### [Prompt 1]
In the entries below, rewrite the lines from the first line through the line with "task-progress: 2% (390, 365, 466, 404)" as a JSON list of strings, one string per line, with blank lines left out.

### [Source document]

# # # #

In [None]:
import sys
!{sys.executable} -m pip install pydrive

In [None]:
def reduce_mem_usage(props):
    start_mem_usg = props.memory_usage().sum() / 1024**2 
    print("Memory usage of properties dataframe is :",start_mem_usg," MB")
    NAlist = [] # Keeps track of columns that have missing values filled in. 
    for col in props.columns:
        if props[col].dtype != object:  # Exclude strings
            
            # Print current column type
            print("******************************")
            print("Column: ",col)
            print("dtype before: ",props[col].dtype)
            
            # make variables for Int, max and min
            IsInt = False
            mx = props[col].max()
            mn = props[col].min()
            
            # Integer does not support NA, therefore, NA needs to be filled
            if not np.isfinite(props[col]).all(): 
                NAlist.append(col)
                props[col].fillna(mn-1,inplace=True)  
                   
            # test if column can be converted to an integer
            asint = props[col].fillna(0).astype(np.int64)
            result = (props[col] - asint)
            result = result.sum()
            if result > -0.01 and result < 0.01:
                IsInt = True

            
            # Make Integer/unsigned Integer datatypes
            if IsInt:
                if mn >= 0:
                    if mx < 255:
                        props[col] = props[col].astype(np.uint8)
                    elif mx < 65535:
                        props[col] = props[col].astype(np.uint16)
                    elif mx < 4294967295:
                        props[col] = props[col].astype(np.uint32)

# # # #

(Records excerpted from a collection)
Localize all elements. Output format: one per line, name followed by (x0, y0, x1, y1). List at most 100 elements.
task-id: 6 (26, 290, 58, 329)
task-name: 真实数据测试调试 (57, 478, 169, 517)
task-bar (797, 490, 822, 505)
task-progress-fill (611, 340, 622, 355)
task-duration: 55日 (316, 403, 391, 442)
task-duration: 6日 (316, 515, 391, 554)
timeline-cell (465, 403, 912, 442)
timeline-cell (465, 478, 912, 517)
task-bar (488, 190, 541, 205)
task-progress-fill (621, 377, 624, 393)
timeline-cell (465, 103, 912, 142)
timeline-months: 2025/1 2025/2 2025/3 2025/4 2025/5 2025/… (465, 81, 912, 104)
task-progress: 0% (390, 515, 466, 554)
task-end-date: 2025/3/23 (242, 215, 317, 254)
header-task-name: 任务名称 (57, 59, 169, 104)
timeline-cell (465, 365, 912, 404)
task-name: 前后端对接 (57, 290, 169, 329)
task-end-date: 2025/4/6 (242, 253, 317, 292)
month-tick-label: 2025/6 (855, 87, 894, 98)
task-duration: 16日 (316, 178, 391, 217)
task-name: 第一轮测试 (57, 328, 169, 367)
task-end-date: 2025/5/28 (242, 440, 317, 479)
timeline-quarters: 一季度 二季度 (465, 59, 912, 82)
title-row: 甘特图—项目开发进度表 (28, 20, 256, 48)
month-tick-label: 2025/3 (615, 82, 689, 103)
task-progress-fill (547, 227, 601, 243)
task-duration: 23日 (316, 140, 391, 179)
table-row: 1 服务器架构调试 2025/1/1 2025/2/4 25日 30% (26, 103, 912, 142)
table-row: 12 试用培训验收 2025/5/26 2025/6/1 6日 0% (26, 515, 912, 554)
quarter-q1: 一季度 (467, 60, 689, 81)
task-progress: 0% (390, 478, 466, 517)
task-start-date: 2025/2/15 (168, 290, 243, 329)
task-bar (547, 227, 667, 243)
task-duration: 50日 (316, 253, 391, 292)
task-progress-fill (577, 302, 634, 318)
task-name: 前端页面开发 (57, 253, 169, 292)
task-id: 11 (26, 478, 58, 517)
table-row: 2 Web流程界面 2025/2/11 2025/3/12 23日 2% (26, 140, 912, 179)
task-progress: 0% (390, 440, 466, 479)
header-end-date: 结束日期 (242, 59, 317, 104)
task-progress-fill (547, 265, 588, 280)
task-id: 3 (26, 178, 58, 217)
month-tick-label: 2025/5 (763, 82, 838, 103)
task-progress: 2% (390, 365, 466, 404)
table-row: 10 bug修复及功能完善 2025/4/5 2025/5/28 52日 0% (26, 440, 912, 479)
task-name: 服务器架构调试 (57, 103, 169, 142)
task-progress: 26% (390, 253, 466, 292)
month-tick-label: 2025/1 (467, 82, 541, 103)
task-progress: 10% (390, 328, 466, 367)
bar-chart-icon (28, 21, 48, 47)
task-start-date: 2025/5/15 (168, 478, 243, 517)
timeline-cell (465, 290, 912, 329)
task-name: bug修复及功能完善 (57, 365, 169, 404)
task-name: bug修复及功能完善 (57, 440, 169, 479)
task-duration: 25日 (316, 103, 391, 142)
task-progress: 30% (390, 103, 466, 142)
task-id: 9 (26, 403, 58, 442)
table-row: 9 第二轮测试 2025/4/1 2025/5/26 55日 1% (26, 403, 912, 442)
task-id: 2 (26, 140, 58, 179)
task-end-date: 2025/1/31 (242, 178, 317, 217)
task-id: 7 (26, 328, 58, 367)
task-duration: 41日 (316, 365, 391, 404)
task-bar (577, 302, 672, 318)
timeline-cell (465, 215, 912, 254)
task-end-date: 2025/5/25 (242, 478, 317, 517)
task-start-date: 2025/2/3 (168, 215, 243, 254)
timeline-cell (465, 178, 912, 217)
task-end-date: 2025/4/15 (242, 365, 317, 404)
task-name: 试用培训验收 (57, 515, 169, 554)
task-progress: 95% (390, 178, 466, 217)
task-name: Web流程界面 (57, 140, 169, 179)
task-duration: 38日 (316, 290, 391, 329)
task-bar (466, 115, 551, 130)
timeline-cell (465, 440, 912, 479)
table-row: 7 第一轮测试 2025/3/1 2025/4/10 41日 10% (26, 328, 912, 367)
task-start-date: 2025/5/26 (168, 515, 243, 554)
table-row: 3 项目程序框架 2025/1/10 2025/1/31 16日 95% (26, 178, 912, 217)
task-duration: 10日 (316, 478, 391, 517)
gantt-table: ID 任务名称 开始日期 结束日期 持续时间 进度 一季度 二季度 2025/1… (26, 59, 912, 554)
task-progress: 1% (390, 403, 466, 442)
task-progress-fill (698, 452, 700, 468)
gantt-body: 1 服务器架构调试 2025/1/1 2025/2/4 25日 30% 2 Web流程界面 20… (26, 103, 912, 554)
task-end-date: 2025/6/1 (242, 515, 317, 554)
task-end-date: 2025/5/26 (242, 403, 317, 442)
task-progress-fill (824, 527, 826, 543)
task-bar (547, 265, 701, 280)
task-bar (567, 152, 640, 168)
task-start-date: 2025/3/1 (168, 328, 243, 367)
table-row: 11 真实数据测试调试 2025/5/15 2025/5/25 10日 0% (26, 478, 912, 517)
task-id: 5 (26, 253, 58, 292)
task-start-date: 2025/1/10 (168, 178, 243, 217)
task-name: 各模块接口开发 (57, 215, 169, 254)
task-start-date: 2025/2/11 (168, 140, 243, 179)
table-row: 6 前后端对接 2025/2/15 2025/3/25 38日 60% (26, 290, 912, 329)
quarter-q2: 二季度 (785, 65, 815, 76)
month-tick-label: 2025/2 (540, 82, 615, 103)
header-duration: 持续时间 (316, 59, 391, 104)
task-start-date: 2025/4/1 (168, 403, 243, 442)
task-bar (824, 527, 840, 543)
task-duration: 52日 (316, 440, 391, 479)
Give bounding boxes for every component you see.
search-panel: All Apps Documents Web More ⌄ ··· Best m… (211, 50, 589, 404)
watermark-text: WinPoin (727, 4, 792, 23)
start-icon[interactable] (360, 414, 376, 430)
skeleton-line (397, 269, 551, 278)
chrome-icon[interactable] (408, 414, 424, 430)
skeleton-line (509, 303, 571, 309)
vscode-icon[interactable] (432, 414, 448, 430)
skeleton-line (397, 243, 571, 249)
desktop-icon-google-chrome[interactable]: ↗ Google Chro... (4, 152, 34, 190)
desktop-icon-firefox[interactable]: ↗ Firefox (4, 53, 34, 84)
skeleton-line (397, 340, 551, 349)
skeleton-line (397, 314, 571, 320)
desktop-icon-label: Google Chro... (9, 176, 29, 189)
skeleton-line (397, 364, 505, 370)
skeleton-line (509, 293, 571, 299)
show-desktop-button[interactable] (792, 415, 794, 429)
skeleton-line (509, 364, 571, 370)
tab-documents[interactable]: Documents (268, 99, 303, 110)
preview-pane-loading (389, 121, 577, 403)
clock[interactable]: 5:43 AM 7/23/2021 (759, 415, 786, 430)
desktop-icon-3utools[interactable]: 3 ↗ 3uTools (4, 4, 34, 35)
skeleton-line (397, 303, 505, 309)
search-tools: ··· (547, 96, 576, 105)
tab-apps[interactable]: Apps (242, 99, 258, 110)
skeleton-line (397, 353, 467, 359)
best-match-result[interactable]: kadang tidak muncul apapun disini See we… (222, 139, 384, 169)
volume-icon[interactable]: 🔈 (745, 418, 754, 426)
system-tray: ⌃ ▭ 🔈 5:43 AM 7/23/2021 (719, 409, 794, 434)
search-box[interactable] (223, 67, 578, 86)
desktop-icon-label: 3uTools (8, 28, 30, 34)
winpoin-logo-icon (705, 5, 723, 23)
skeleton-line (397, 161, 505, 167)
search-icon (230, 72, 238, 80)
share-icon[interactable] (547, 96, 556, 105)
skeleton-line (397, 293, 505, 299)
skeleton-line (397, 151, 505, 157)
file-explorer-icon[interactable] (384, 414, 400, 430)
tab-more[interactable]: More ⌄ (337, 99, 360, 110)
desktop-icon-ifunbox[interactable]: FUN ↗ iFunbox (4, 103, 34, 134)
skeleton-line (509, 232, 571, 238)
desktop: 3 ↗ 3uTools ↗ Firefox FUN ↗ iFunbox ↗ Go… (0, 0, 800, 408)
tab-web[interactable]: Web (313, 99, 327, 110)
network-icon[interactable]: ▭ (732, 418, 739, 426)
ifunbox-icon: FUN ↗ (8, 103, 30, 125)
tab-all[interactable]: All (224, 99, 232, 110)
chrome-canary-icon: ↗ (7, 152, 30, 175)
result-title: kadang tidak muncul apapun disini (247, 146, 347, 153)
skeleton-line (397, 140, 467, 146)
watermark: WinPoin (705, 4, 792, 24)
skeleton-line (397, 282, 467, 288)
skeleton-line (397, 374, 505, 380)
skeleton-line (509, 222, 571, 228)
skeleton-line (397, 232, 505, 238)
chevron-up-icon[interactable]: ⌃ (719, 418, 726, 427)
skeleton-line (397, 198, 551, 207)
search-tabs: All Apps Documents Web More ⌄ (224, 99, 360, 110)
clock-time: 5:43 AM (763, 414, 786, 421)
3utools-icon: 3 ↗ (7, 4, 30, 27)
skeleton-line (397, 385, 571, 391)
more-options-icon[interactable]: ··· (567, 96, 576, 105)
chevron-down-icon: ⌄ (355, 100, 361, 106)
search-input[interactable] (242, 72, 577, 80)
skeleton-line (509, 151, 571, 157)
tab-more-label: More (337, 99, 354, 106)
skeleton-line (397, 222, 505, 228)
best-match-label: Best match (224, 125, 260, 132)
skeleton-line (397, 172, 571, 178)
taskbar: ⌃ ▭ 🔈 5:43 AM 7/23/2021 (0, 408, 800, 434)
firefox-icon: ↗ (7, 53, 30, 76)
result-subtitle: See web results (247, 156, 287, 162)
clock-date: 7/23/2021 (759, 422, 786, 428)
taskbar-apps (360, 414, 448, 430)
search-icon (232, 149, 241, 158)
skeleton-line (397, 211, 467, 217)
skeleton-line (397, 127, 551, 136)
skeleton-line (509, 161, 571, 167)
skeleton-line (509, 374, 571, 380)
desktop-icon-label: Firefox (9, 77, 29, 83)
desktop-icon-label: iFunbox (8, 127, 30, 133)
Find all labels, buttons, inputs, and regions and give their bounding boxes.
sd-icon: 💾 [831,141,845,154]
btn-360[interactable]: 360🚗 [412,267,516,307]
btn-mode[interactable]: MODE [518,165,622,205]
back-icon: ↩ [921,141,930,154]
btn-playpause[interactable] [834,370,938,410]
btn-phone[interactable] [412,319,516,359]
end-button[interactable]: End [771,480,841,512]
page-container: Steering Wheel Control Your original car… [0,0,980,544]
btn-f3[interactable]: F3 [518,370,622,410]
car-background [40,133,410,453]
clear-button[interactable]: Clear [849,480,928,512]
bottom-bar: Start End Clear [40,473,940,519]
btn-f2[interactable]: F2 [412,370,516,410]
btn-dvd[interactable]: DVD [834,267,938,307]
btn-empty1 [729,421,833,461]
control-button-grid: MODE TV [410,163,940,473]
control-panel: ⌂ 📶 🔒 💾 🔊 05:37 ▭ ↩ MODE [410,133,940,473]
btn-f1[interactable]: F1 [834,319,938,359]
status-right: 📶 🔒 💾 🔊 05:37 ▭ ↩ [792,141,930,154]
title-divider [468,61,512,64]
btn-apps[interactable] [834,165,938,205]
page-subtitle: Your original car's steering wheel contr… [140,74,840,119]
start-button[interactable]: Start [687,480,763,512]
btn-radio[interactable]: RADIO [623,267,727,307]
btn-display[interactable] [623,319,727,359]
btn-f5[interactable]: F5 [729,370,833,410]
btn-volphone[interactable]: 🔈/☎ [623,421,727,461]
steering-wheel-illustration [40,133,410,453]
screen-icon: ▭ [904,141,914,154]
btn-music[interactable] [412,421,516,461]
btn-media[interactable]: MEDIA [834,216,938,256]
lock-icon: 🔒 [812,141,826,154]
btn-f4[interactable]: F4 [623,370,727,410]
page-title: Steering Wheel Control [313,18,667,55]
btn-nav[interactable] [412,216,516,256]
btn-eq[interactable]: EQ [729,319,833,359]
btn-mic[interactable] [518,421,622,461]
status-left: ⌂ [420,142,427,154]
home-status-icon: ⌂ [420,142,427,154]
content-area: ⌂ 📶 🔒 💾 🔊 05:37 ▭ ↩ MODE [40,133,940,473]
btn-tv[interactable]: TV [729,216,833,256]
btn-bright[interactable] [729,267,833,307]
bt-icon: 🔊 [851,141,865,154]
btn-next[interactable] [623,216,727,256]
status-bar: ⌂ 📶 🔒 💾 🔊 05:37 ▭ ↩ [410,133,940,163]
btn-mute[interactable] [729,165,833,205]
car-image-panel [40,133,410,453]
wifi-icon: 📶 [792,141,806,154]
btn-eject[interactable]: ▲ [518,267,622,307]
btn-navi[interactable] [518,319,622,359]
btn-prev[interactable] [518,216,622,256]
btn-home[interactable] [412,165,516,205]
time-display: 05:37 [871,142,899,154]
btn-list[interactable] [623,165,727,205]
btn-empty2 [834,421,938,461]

# # # #

### [Prompt 2]
Answer these about the memory-reduction code above:
(a) Which package does the code install with pip?
(b) What value replaces missing values in a column?
(c) What type is a column converted to when its minimum is at least 0 and its maximum is below 255?

### [Complete response 1]
[
  "Localize all elements. Output format: one per line, name followed by (x0, y0, x1, y1). List at most 100 elements.",
  "task-id: 6 (26, 290, 58, 329)",
  "task-name: 真实数据测试调试 (57, 478, 169, 517)",
  "task-bar (797, 490, 822, 505)",
  "task-progress-fill (611, 340, 622, 355)",
  "task-duration: 55日 (316, 403, 391, 442)",
  "task-duration: 6日 (316, 515, 391, 554)",
  "timeline-cell (465, 403, 912, 442)",
  "timeline-cell (465, 478, 912, 517)",
  "task-bar (488, 190, 541, 205)",
  "task-progress-fill (621, 377, 624, 393)",
  "timeline-cell (465, 103, 912, 142)",
  "timeline-months: 2025/1 2025/2 2025/3 2025/4 2025/5 2025/… (465, 81, 912, 104)",
  "task-progress: 0% (390, 515, 466, 554)",
  "task-end-date: 2025/3/23 (242, 215, 317, 254)",
  "header-task-name: 任务名称 (57, 59, 169, 104)",
  "timeline-cell (465, 365, 912, 404)",
  "task-name: 前后端对接 (57, 290, 169, 329)",
  "task-end-date: 2025/4/6 (242, 253, 317, 292)",
  "month-tick-label: 2025/6 (855, 87, 894, 98)",
  "task-duration: 16日 (316, 178, 391, 217)",
  "task-name: 第一轮测试 (57, 328, 169, 367)",
  "task-end-date: 2025/5/28 (242, 440, 317, 479)",
  "timeline-quarters: 一季度 二季度 (465, 59, 912, 82)",
  "title-row: 甘特图—项目开发进度表 (28, 20, 256, 48)",
  "month-tick-label: 2025/3 (615, 82, 689, 103)",
  "task-progress-fill (547, 227, 601, 243)",
  "task-duration: 23日 (316, 140, 391, 179)",
  "table-row: 1 服务器架构调试 2025/1/1 2025/2/4 25日 30% (26, 103, 912, 142)",
  "table-row: 12 试用培训验收 2025/5/26 2025/6/1 6日 0% (26, 515, 912, 554)",
  "quarter-q1: 一季度 (467, 60, 689, 81)",
  "task-progress: 0% (390, 478, 466, 517)",
  "task-start-date: 2025/2/15 (168, 290, 243, 329)",
  "task-bar (547, 227, 667, 243)",
  "task-duration: 50日 (316, 253, 391, 292)",
  "task-progress-fill (577, 302, 634, 318)",
  "task-name: 前端页面开发 (57, 253, 169, 292)",
  "task-id: 11 (26, 478, 58, 517)",
  "table-row: 2 Web流程界面 2025/2/11 2025/3/12 23日 2% (26, 140, 912, 179)",
  "task-progress: 0% (390, 440, 466, 479)",
  "header-end-date: 结束日期 (242, 59, 317, 104)",
  "task-progress-fill (547, 265, 588, 280)",
  "task-id: 3 (26, 178, 58, 217)",
  "month-tick-label: 2025/5 (763, 82, 838, 103)",
  "task-progress: 2% (390, 365, 466, 404)"
]

### [Complete response 2]
(a) pydrive
(b) The column's minimum minus 1 (mn-1)
(c) np.uint8